Repeat each entry exactly and drop the pictures.

──────── RECORDS PROVIDED

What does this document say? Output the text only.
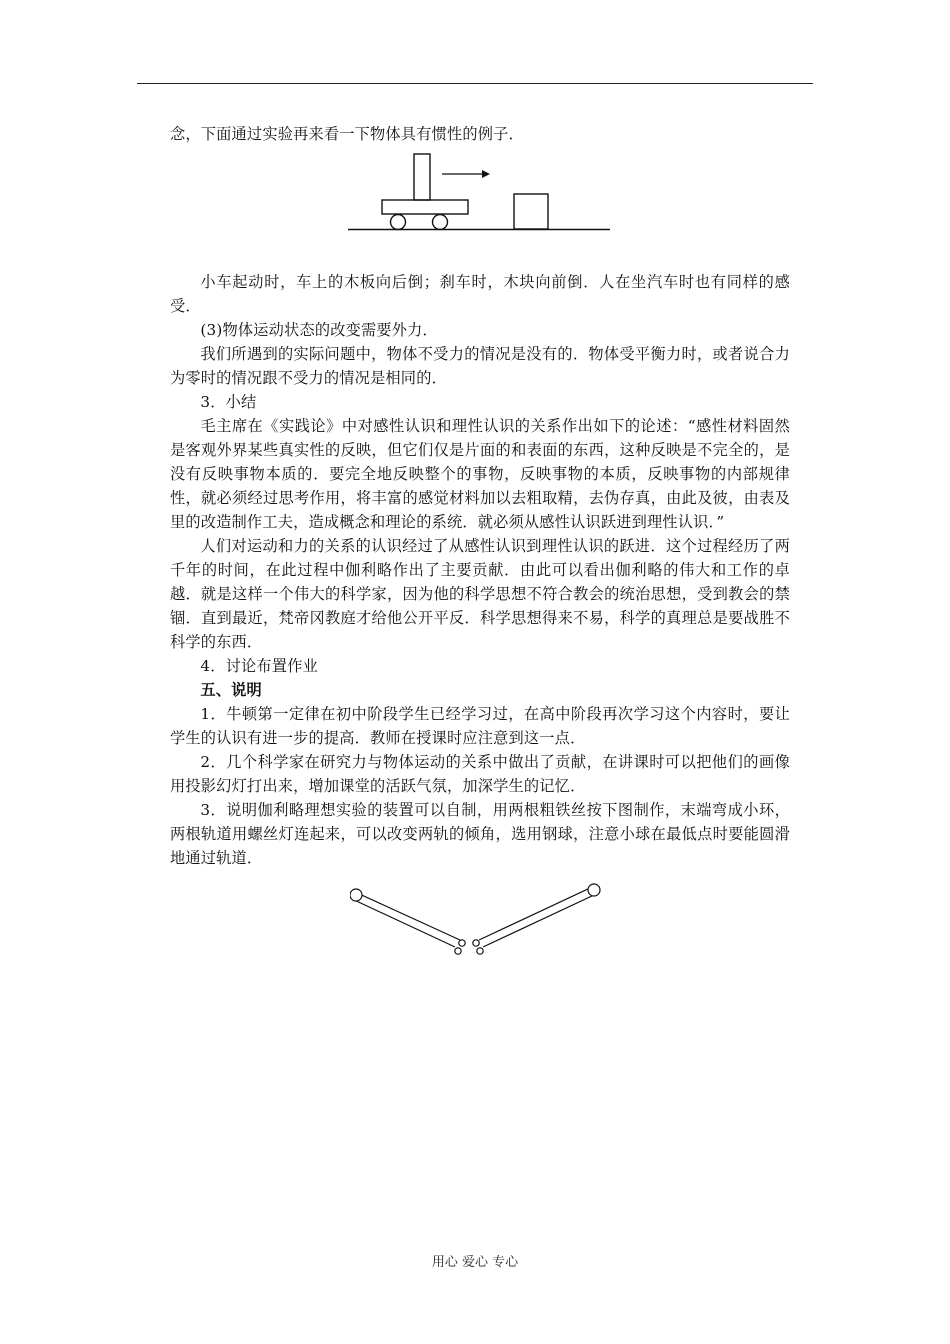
念，下面通过实验再来看一下物体具有惯性的例子．

小车起动时，车上的木板向后倒；刹车时，木块向前倒．人在坐汽车时也有同样的感受．

(3)物体运动状态的改变需要外力．

我们所遇到的实际问题中，物体不受力的情况是没有的．物体受平衡力时，或者说合力为零时的情况跟不受力的情况是相同的．

3．小结

毛主席在《实践论》中对感性认识和理性认识的关系作出如下的论述：“感性材料固然是客观外界某些真实性的反映，但它们仅是片面的和表面的东西，这种反映是不完全的，是没有反映事物本质的．要完全地反映整个的事物，反映事物的本质，反映事物的内部规律性，就必须经过思考作用，将丰富的感觉材料加以去粗取精，去伪存真，由此及彼，由表及里的改造制作工夫，造成概念和理论的系统．就必须从感性认识跃进到理性认识．”

人们对运动和力的关系的认识经过了从感性认识到理性认识的跃进．这个过程经历了两千年的时间，在此过程中伽利略作出了主要贡献．由此可以看出伽利略的伟大和工作的卓越．就是这样一个伟大的科学家，因为他的科学思想不符合教会的统治思想，受到教会的禁锢．直到最近，梵帝冈教庭才给他公开平反．科学思想得来不易，科学的真理总是要战胜不科学的东西．

4．讨论布置作业

五、说明

1．牛顿第一定律在初中阶段学生已经学习过，在高中阶段再次学习这个内容时，要让学生的认识有进一步的提高．教师在授课时应注意到这一点．

2．几个科学家在研究力与物体运动的关系中做出了贡献，在讲课时可以把他们的画像用投影幻灯打出来，增加课堂的活跃气氛，加深学生的记忆．

3．说明伽利略理想实验的装置可以自制，用两根粗铁丝按下图制作，末端弯成小环，两根轨道用螺丝灯连起来，可以改变两轨的倾角，选用钢球，注意小球在最低点时要能圆滑地通过轨道．

用心 爱心 专心
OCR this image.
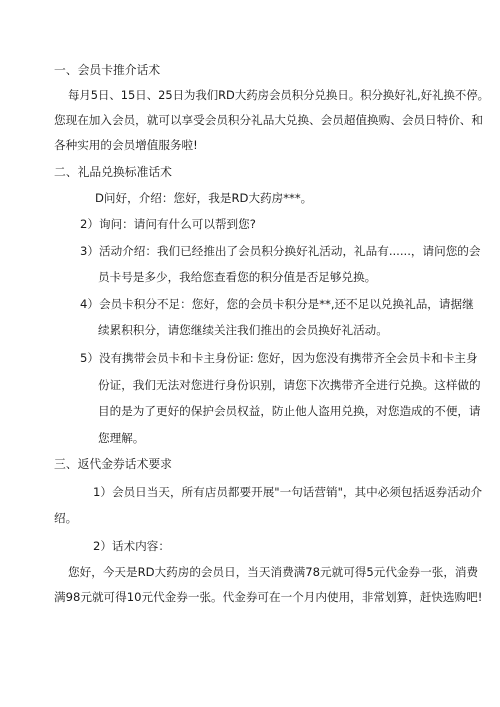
一、会员卡推介话术
每月5日、15日、25日为我们RD大药房会员积分兑换日。积分换好礼,好礼换不停。
您现在加入会员，就可以享受会员积分礼品大兑换、会员超值换购、会员日特价、和
各种实用的会员增值服务啦!
二、礼品兑换标准话术
D问好，介绍：您好，我是RD大药房***。
2）询问：请问有什么可以帮到您?
3）活动介绍：我们已经推出了会员积分换好礼活动，礼品有......，请问您的会
员卡号是多少，我给您查看您的积分值是否足够兑换。
4）会员卡积分不足：您好，您的会员卡积分是**,还不足以兑换礼品，请据继
续累积积分，请您继续关注我们推出的会员换好礼活动。
5）没有携带会员卡和卡主身份证: 您好，因为您没有携带齐全会员卡和卡主身
份证，我们无法对您进行身份识别，请您下次携带齐全进行兑换。这样做的
目的是为了更好的保护会员权益，防止他人盗用兑换，对您造成的不便，请
您理解。
三、返代金券话术要求
1）会员日当天，所有店员都要开展"一句话营销"，其中必须包括返券活动介
绍。
2）话术内容：
您好，今天是RD大药房的会员日，当天消费满78元就可得5元代金券一张，消费
满98元就可得10元代金券一张。代金券可在一个月内使用，非常划算，赶快选购吧!
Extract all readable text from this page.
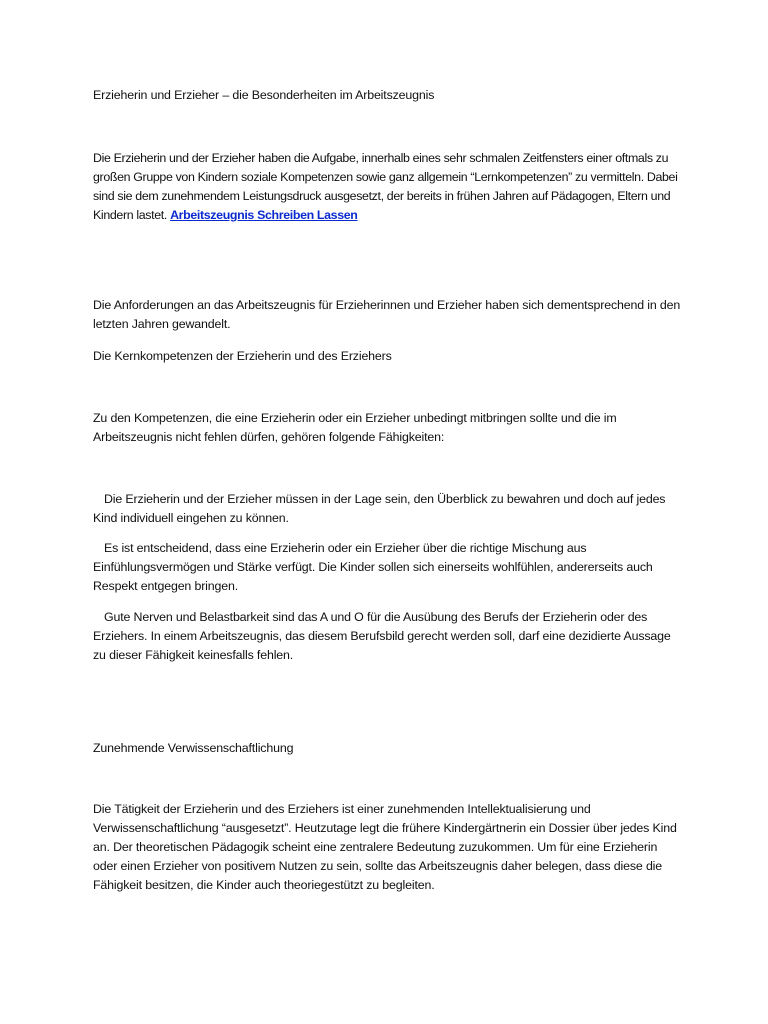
Erzieherin und Erzieher – die Besonderheiten im Arbeitszeugnis
Die Erzieherin und der Erzieher haben die Aufgabe, innerhalb eines sehr schmalen Zeitfensters einer oftmals zu großen Gruppe von Kindern soziale Kompetenzen sowie ganz allgemein “Lernkompetenzen” zu vermitteln. Dabei sind sie dem zunehmendem Leistungsdruck ausgesetzt, der bereits in frühen Jahren auf Pädagogen, Eltern und Kindern lastet. Arbeitszeugnis Schreiben Lassen
Die Anforderungen an das Arbeitszeugnis für Erzieherinnen und Erzieher haben sich dementsprechend in den letzten Jahren gewandelt.
Die Kernkompetenzen der Erzieherin und des Erziehers
Zu den Kompetenzen, die eine Erzieherin oder ein Erzieher unbedingt mitbringen sollte und die im Arbeitszeugnis nicht fehlen dürfen, gehören folgende Fähigkeiten:
Die Erzieherin und der Erzieher müssen in der Lage sein, den Überblick zu bewahren und doch auf jedes Kind individuell eingehen zu können.
Es ist entscheidend, dass eine Erzieherin oder ein Erzieher über die richtige Mischung aus Einfühlungsvermögen und Stärke verfügt. Die Kinder sollen sich einerseits wohlfühlen, andererseits auch Respekt entgegen bringen.
Gute Nerven und Belastbarkeit sind das A und O für die Ausübung des Berufs der Erzieherin oder des Erziehers. In einem Arbeitszeugnis, das diesem Berufsbild gerecht werden soll, darf eine dezidierte Aussage zu dieser Fähigkeit keinesfalls fehlen.
Zunehmende Verwissenschaftlichung
Die Tätigkeit der Erzieherin und des Erziehers ist einer zunehmenden Intellektualisierung und Verwissenschaftlichung “ausgesetzt”. Heutzutage legt die frühere Kindergärtnerin ein Dossier über jedes Kind an. Der theoretischen Pädagogik scheint eine zentralere Bedeutung zuzukommen. Um für eine Erzieherin oder einen Erzieher von positivem Nutzen zu sein, sollte das Arbeitszeugnis daher belegen, dass diese die Fähigkeit besitzen, die Kinder auch theoriegestützt zu begleiten.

────────────────

SOLUTION:
What does this document say? Output the text only.
念，下面通过实验再来看一下物体具有惯性的例子．

小车起动时，车上的木板向后倒；刹车时，木块向前倒．人在坐汽车时也有同样的感受．

(3)物体运动状态的改变需要外力．

我们所遇到的实际问题中，物体不受力的情况是没有的．物体受平衡力时，或者说合力为零时的情况跟不受力的情况是相同的．

3．小结

毛主席在《实践论》中对感性认识和理性认识的关系作出如下的论述：“感性材料固然是客观外界某些真实性的反映，但它们仅是片面的和表面的东西，这种反映是不完全的，是没有反映事物本质的．要完全地反映整个的事物，反映事物的本质，反映事物的内部规律性，就必须经过思考作用，将丰富的感觉材料加以去粗取精，去伪存真，由此及彼，由表及里的改造制作工夫，造成概念和理论的系统．就必须从感性认识跃进到理性认识．”

人们对运动和力的关系的认识经过了从感性认识到理性认识的跃进．这个过程经历了两千年的时间，在此过程中伽利略作出了主要贡献．由此可以看出伽利略的伟大和工作的卓越．就是这样一个伟大的科学家，因为他的科学思想不符合教会的统治思想，受到教会的禁锢．直到最近，梵帝冈教庭才给他公开平反．科学思想得来不易，科学的真理总是要战胜不科学的东西．

4．讨论布置作业

五、说明

1．牛顿第一定律在初中阶段学生已经学习过，在高中阶段再次学习这个内容时，要让学生的认识有进一步的提高．教师在授课时应注意到这一点．

2．几个科学家在研究力与物体运动的关系中做出了贡献，在讲课时可以把他们的画像用投影幻灯打出来，增加课堂的活跃气氛，加深学生的记忆．

3．说明伽利略理想实验的装置可以自制，用两根粗铁丝按下图制作，末端弯成小环，两根轨道用螺丝灯连起来，可以改变两轨的倾角，选用钢球，注意小球在最低点时要能圆滑地通过轨道．

用心 爱心 专心
OCR this image.
一、会员卡推介话术
每月5日、15日、25日为我们RD大药房会员积分兑换日。积分换好礼,好礼换不停。
您现在加入会员，就可以享受会员积分礼品大兑换、会员超值换购、会员日特价、和
各种实用的会员增值服务啦!
二、礼品兑换标准话术
D问好，介绍：您好，我是RD大药房***。
2）询问：请问有什么可以帮到您?
3）活动介绍：我们已经推出了会员积分换好礼活动，礼品有......，请问您的会
员卡号是多少，我给您查看您的积分值是否足够兑换。
4）会员卡积分不足：您好，您的会员卡积分是**,还不足以兑换礼品，请据继
续累积积分，请您继续关注我们推出的会员换好礼活动。
5）没有携带会员卡和卡主身份证: 您好，因为您没有携带齐全会员卡和卡主身
份证，我们无法对您进行身份识别，请您下次携带齐全进行兑换。这样做的
目的是为了更好的保护会员权益，防止他人盗用兑换，对您造成的不便，请
您理解。
三、返代金券话术要求
1）会员日当天，所有店员都要开展"一句话营销"，其中必须包括返券活动介
绍。
2）话术内容：
您好，今天是RD大药房的会员日，当天消费满78元就可得5元代金券一张，消费
满98元就可得10元代金券一张。代金券可在一个月内使用，非常划算，赶快选购吧!
Extract all readable text from this page.
Erzieherin und Erzieher – die Besonderheiten im Arbeitszeugnis
Die Erzieherin und der Erzieher haben die Aufgabe, innerhalb eines sehr schmalen Zeitfensters einer oftmals zu großen Gruppe von Kindern soziale Kompetenzen sowie ganz allgemein “Lernkompetenzen” zu vermitteln. Dabei sind sie dem zunehmendem Leistungsdruck ausgesetzt, der bereits in frühen Jahren auf Pädagogen, Eltern und Kindern lastet. Arbeitszeugnis Schreiben Lassen
Die Anforderungen an das Arbeitszeugnis für Erzieherinnen und Erzieher haben sich dementsprechend in den letzten Jahren gewandelt.
Die Kernkompetenzen der Erzieherin und des Erziehers
Zu den Kompetenzen, die eine Erzieherin oder ein Erzieher unbedingt mitbringen sollte und die im Arbeitszeugnis nicht fehlen dürfen, gehören folgende Fähigkeiten:
Die Erzieherin und der Erzieher müssen in der Lage sein, den Überblick zu bewahren und doch auf jedes Kind individuell eingehen zu können.
Es ist entscheidend, dass eine Erzieherin oder ein Erzieher über die richtige Mischung aus Einfühlungsvermögen und Stärke verfügt. Die Kinder sollen sich einerseits wohlfühlen, andererseits auch Respekt entgegen bringen.
Gute Nerven und Belastbarkeit sind das A und O für die Ausübung des Berufs der Erzieherin oder des Erziehers. In einem Arbeitszeugnis, das diesem Berufsbild gerecht werden soll, darf eine dezidierte Aussage zu dieser Fähigkeit keinesfalls fehlen.
Zunehmende Verwissenschaftlichung
Die Tätigkeit der Erzieherin und des Erziehers ist einer zunehmenden Intellektualisierung und Verwissenschaftlichung “ausgesetzt”. Heutzutage legt die frühere Kindergärtnerin ein Dossier über jedes Kind an. Der theoretischen Pädagogik scheint eine zentralere Bedeutung zuzukommen. Um für eine Erzieherin oder einen Erzieher von positivem Nutzen zu sein, sollte das Arbeitszeugnis daher belegen, dass diese die Fähigkeit besitzen, die Kinder auch theoriegestützt zu begleiten.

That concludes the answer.